** BEGIN **
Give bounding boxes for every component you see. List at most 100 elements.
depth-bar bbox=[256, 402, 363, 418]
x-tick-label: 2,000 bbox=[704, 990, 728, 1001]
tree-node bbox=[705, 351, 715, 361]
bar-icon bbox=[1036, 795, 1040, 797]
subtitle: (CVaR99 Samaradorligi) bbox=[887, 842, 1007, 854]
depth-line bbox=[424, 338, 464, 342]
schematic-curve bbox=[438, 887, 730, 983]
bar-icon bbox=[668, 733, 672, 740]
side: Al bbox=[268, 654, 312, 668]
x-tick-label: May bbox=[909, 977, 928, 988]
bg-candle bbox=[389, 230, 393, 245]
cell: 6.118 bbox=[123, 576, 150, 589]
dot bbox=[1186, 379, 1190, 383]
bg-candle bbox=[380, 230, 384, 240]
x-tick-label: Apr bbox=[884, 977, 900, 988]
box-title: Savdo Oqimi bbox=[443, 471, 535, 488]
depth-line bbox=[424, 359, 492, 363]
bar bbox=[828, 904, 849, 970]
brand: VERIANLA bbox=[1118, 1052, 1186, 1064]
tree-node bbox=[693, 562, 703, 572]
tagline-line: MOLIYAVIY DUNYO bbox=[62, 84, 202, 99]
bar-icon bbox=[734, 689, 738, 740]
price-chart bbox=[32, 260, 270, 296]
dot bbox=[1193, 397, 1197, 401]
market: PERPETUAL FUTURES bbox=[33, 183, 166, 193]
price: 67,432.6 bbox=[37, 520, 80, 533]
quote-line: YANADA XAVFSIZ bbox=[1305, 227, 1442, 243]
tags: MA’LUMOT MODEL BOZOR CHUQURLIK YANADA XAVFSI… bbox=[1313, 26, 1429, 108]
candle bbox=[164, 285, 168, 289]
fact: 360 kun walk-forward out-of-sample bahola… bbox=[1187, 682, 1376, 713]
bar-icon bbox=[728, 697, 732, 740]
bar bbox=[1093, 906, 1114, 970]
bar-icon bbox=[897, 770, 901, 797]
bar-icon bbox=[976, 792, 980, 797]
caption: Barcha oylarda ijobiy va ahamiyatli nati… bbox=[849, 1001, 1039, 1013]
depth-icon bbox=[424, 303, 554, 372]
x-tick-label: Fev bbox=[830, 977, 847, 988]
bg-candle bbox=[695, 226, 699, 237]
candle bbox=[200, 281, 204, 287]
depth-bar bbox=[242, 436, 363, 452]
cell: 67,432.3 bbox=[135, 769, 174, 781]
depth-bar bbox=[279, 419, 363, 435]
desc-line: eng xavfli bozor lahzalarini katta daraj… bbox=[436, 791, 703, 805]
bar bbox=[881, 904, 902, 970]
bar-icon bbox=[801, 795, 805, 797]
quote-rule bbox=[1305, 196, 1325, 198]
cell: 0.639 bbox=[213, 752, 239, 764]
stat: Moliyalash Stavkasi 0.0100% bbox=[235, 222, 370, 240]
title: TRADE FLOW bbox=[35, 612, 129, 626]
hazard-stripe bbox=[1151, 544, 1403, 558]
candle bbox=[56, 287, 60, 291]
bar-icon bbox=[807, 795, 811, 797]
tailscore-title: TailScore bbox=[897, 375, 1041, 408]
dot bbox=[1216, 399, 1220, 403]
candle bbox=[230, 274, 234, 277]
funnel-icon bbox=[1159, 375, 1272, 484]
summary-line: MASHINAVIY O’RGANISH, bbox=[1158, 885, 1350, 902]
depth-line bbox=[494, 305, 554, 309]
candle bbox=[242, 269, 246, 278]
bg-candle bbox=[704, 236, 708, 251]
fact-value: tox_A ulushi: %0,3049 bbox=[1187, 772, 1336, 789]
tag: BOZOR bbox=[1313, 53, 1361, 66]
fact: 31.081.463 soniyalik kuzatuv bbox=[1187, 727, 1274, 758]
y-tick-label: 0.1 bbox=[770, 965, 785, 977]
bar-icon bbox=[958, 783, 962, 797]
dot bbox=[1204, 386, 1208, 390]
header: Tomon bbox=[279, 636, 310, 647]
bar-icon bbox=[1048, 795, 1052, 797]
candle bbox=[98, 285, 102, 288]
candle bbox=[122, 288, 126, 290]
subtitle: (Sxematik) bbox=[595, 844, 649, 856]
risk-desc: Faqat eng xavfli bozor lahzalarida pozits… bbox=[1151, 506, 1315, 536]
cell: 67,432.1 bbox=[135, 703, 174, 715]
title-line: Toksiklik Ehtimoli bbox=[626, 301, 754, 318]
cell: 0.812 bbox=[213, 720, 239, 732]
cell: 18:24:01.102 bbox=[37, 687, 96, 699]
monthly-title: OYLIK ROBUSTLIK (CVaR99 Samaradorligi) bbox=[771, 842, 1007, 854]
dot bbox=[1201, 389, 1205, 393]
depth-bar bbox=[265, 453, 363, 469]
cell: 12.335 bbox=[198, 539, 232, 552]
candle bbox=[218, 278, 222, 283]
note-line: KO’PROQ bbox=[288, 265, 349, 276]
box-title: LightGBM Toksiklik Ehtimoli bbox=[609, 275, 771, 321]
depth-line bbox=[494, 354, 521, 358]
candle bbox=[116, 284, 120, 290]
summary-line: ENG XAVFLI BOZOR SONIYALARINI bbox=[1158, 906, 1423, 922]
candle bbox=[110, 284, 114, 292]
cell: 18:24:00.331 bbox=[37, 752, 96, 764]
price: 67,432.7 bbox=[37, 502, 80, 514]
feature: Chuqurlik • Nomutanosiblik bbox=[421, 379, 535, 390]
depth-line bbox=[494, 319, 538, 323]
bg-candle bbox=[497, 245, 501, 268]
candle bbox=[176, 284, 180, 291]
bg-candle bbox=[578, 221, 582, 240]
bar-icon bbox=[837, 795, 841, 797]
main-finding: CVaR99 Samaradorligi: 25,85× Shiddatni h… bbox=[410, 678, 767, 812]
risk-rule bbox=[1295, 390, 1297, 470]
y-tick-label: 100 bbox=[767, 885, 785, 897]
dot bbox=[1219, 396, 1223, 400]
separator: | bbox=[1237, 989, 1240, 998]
** END **
Format all of the data above as a JSON list of strings, one string per line, leaving out blank lines.

Output of the task
[
  "Give bounding boxes for every component you see. List at most 100 elements.",
  "depth-bar bbox=[256, 402, 363, 418]",
  "x-tick-label: 2,000 bbox=[704, 990, 728, 1001]",
  "tree-node bbox=[705, 351, 715, 361]",
  "bar-icon bbox=[1036, 795, 1040, 797]",
  "subtitle: (CVaR99 Samaradorligi) bbox=[887, 842, 1007, 854]",
  "depth-line bbox=[424, 338, 464, 342]",
  "schematic-curve bbox=[438, 887, 730, 983]",
  "bar-icon bbox=[668, 733, 672, 740]",
  "side: Al bbox=[268, 654, 312, 668]",
  "x-tick-label: May bbox=[909, 977, 928, 988]",
  "bg-candle bbox=[389, 230, 393, 245]",
  "cell: 6.118 bbox=[123, 576, 150, 589]",
  "dot bbox=[1186, 379, 1190, 383]",
  "bg-candle bbox=[380, 230, 384, 240]",
  "x-tick-label: Apr bbox=[884, 977, 900, 988]",
  "box-title: Savdo Oqimi bbox=[443, 471, 535, 488]",
  "depth-line bbox=[424, 359, 492, 363]",
  "bar bbox=[828, 904, 849, 970]",
  "brand: VERIANLA bbox=[1118, 1052, 1186, 1064]",
  "tree-node bbox=[693, 562, 703, 572]",
  "tagline-line: MOLIYAVIY DUNYO bbox=[62, 84, 202, 99]",
  "bar-icon bbox=[734, 689, 738, 740]",
  "price-chart bbox=[32, 260, 270, 296]",
  "dot bbox=[1193, 397, 1197, 401]",
  "market: PERPETUAL FUTURES bbox=[33, 183, 166, 193]",
  "price: 67,432.6 bbox=[37, 520, 80, 533]",
  "quote-line: YANADA XAVFSIZ bbox=[1305, 227, 1442, 243]",
  "tags: MA’LUMOT MODEL BOZOR CHUQURLIK YANADA XAVFSI… bbox=[1313, 26, 1429, 108]",
  "candle bbox=[164, 285, 168, 289]",
  "fact: 360 kun walk-forward out-of-sample bahola… bbox=[1187, 682, 1376, 713]",
  "bar-icon bbox=[728, 697, 732, 740]",
  "bar bbox=[1093, 906, 1114, 970]",
  "bar-icon bbox=[897, 770, 901, 797]",
  "bar-icon bbox=[976, 792, 980, 797]",
  "caption: Barcha oylarda ijobiy va ahamiyatli nati… bbox=[849, 1001, 1039, 1013]",
  "depth-icon bbox=[424, 303, 554, 372]",
  "x-tick-label: Fev bbox=[830, 977, 847, 988]",
  "bg-candle bbox=[695, 226, 699, 237]",
  "candle bbox=[200, 281, 204, 287]",
  "depth-bar bbox=[242, 436, 363, 452]",
  "cell: 67,432.3 bbox=[135, 769, 174, 781]",
  "depth-bar bbox=[279, 419, 363, 435]",
  "desc-line: eng xavfli bozor lahzalarini katta daraj… bbox=[436, 791, 703, 805]",
  "bar bbox=[881, 904, 902, 970]",
  "bar-icon bbox=[801, 795, 805, 797]",
  "quote-rule bbox=[1305, 196, 1325, 198]",
  "cell: 0.639 bbox=[213, 752, 239, 764]",
  "stat: Moliyalash Stavkasi 0.0100% bbox=[235, 222, 370, 240]",
  "title: TRADE FLOW bbox=[35, 612, 129, 626]",
  "hazard-stripe bbox=[1151, 544, 1403, 558]",
  "candle bbox=[56, 287, 60, 291]",
  "bar-icon bbox=[807, 795, 811, 797]",
  "tailscore-title: TailScore bbox=[897, 375, 1041, 408]",
  "dot bbox=[1216, 399, 1220, 403]",
  "candle bbox=[230, 274, 234, 277]",
  "funnel-icon bbox=[1159, 375, 1272, 484]",
  "summary-line: MASHINAVIY O’RGANISH, bbox=[1158, 885, 1350, 902]",
  "depth-line bbox=[494, 305, 554, 309]",
  "candle bbox=[242, 269, 246, 278]",
  "bg-candle bbox=[704, 236, 708, 251]",
  "fact-value: tox_A ulushi: %0,3049 bbox=[1187, 772, 1336, 789]",
  "tag: BOZOR bbox=[1313, 53, 1361, 66]",
  "fact: 31.081.463 soniyalik kuzatuv bbox=[1187, 727, 1274, 758]",
  "y-tick-label: 0.1 bbox=[770, 965, 785, 977]",
  "bar-icon bbox=[958, 783, 962, 797]",
  "dot bbox=[1204, 386, 1208, 390]",
  "header: Tomon bbox=[279, 636, 310, 647]",
  "bar-icon bbox=[1048, 795, 1052, 797]",
  "candle bbox=[98, 285, 102, 288]",
  "candle bbox=[122, 288, 126, 290]",
  "subtitle: (Sxematik) bbox=[595, 844, 649, 856]",
  "risk-desc: Faqat eng xavfli bozor lahzalarida pozits… bbox=[1151, 506, 1315, 536]",
  "cell: 67,432.1 bbox=[135, 703, 174, 715]",
  "title-line: Toksiklik Ehtimoli bbox=[626, 301, 754, 318]",
  "cell: 0.812 bbox=[213, 720, 239, 732]",
  "cell: 18:24:01.102 bbox=[37, 687, 96, 699]",
  "monthly-title: OYLIK ROBUSTLIK (CVaR99 Samaradorligi) bbox=[771, 842, 1007, 854]",
  "dot bbox=[1201, 389, 1205, 393]",
  "depth-bar bbox=[265, 453, 363, 469]",
  "cell: 12.335 bbox=[198, 539, 232, 552]",
  "candle bbox=[218, 278, 222, 283]",
  "note-line: KO’PROQ bbox=[288, 265, 349, 276]",
  "box-title: LightGBM Toksiklik Ehtimoli bbox=[609, 275, 771, 321]",
  "depth-line bbox=[494, 354, 521, 358]",
  "candle bbox=[116, 284, 120, 290]",
  "summary-line: ENG XAVFLI BOZOR SONIYALARINI bbox=[1158, 906, 1423, 922]",
  "candle bbox=[110, 284, 114, 292]",
  "cell: 18:24:00.331 bbox=[37, 752, 96, 764]",
  "price: 67,432.7 bbox=[37, 502, 80, 514]",
  "feature: Chuqurlik • Nomutanosiblik bbox=[421, 379, 535, 390]",
  "depth-line bbox=[494, 319, 538, 323]",
  "bg-candle bbox=[497, 245, 501, 268]",
  "candle bbox=[176, 284, 180, 291]",
  "bg-candle bbox=[578, 221, 582, 240]",
  "bar-icon bbox=[837, 795, 841, 797]",
  "main-finding: CVaR99 Samaradorligi: 25,85× Shiddatni h… bbox=[410, 678, 767, 812]",
  "risk-rule bbox=[1295, 390, 1297, 470]",
  "y-tick-label: 100 bbox=[767, 885, 785, 897]",
  "dot bbox=[1219, 396, 1223, 400]",
  "separator: | bbox=[1237, 989, 1240, 998]"
]